### QUOTED PASSAGE
AcHi BlOgS: SAS

SAS FUNCTIONS
Arithmetic Functions
ABS(argument)
returns absolute value
DIM(array-name)
returns the number of elements in a one-dimensional array or the number of elements in a specified dimension of a multidimensional array.
n specifies the dimension, in a multidimensional array, for which you want to know the the number of elements.
DIM(array-name,bound-n)
returns the number of elements in a one-dimensional array or the number of elements in the specified dimension of a multidimensional array
bound-n specifies the dimension in a multidimensional array, for which you want to know the number of elements.
HBOUND(array-name)
returns the upper bound of an array
HBOUND(array-name,bound-n)
returns the upper bound of an array
LBOUND(array-name)
returns the lower bound of an array
LBOUND(array-name,bound-n)
returns the lower bound of an array
MAX(argument,argument, ...)
returns the largest value of the numeric arguments
MIN(argument,argument, ...)
returns the smallest value of the numeric arguments
MOD(argument-1, argument-2)
returns the remainder
SIGN(argument)
returns the sign of a value or 0
SQRT(argument)
returns the square root

Character Functions
BYTE(n)
returns one character in the ASCII or EBCDIC collating sequence where nis an integer representing a specific ASCII or EBCDIC character
COLLATE(start-position<,end-position>) (start-position<,,length>)
returns an ASCII or EBCDIC collating sequence character string
COMPBL(source)

### OBJECTIVE
In the SAS functions list, what is the purpose of the bound-n argument in DIM(array-name,bound-n)?

### RECORDED DATA
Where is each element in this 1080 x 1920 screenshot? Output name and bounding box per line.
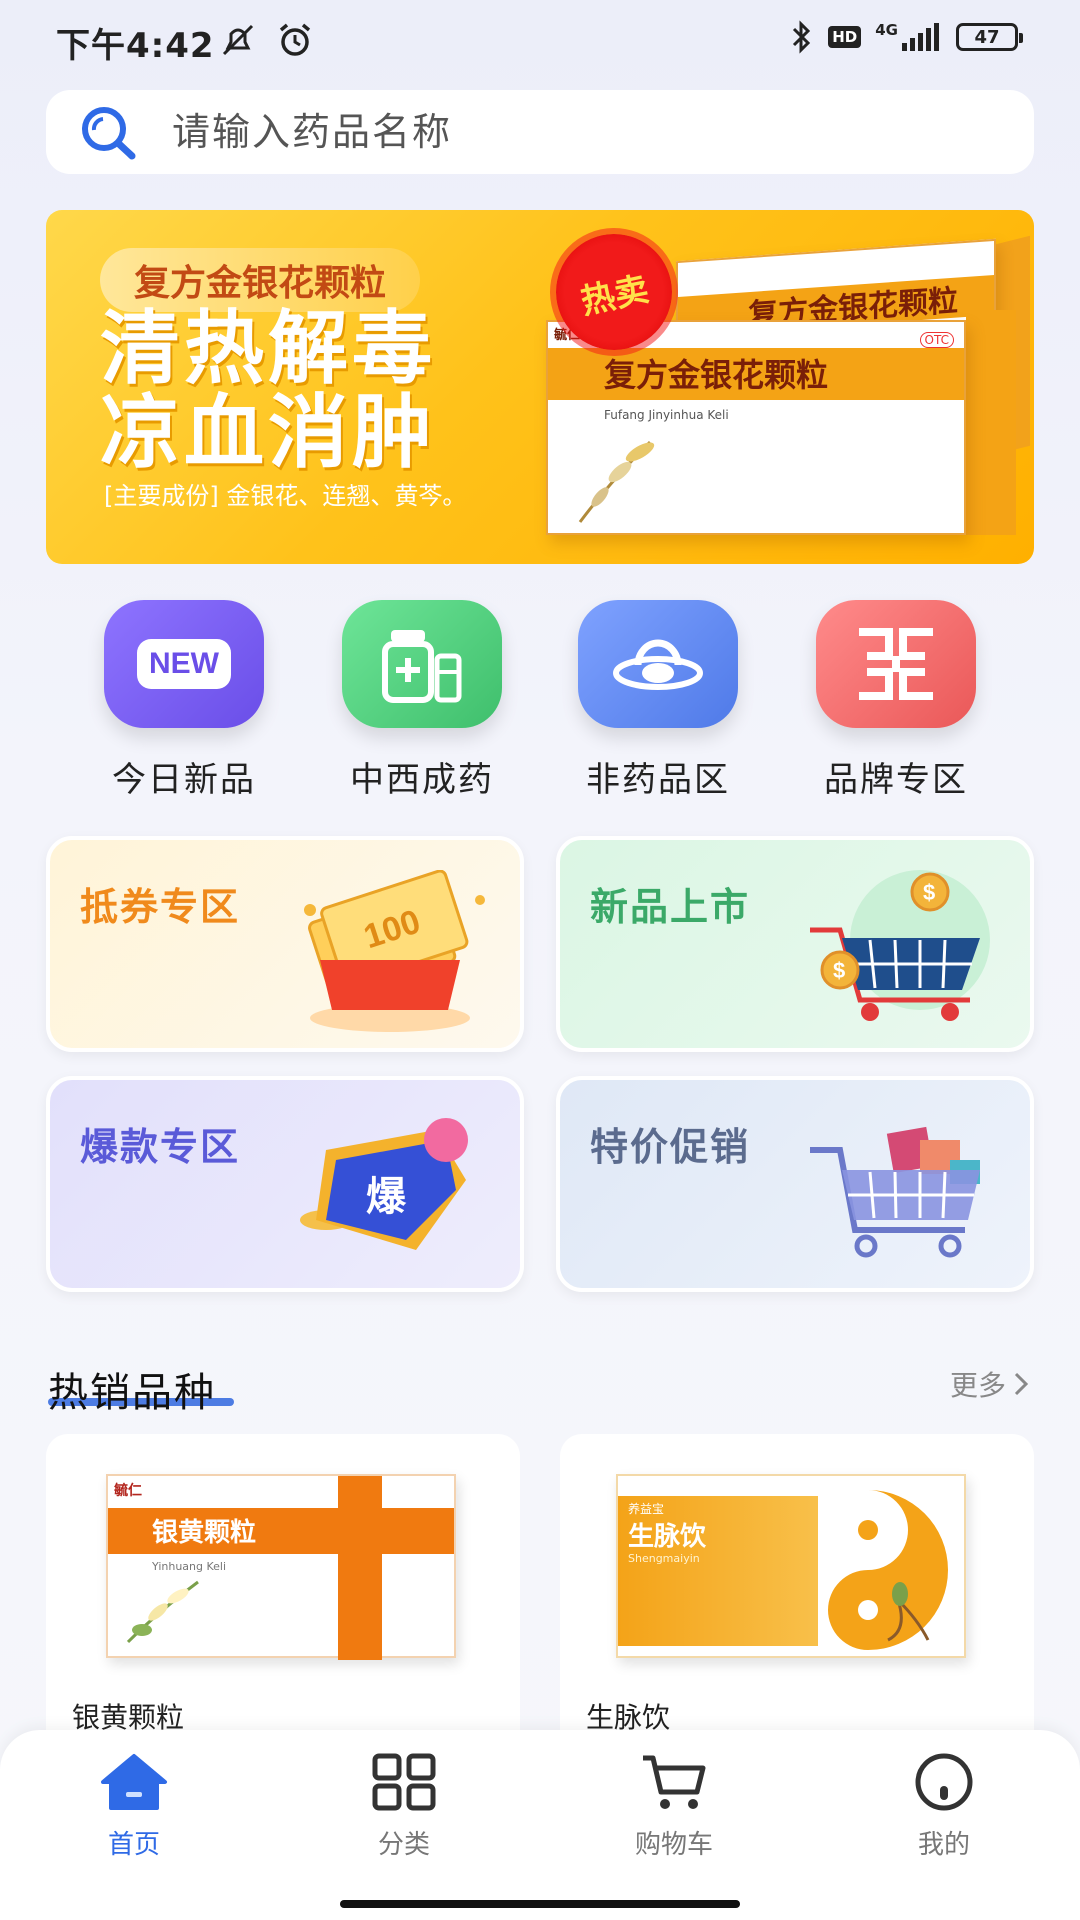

### THE OUTPUT
It specifies the dimension of a multidimensional array whose number of elements you want. DIM then returns the number of elements in that dimension.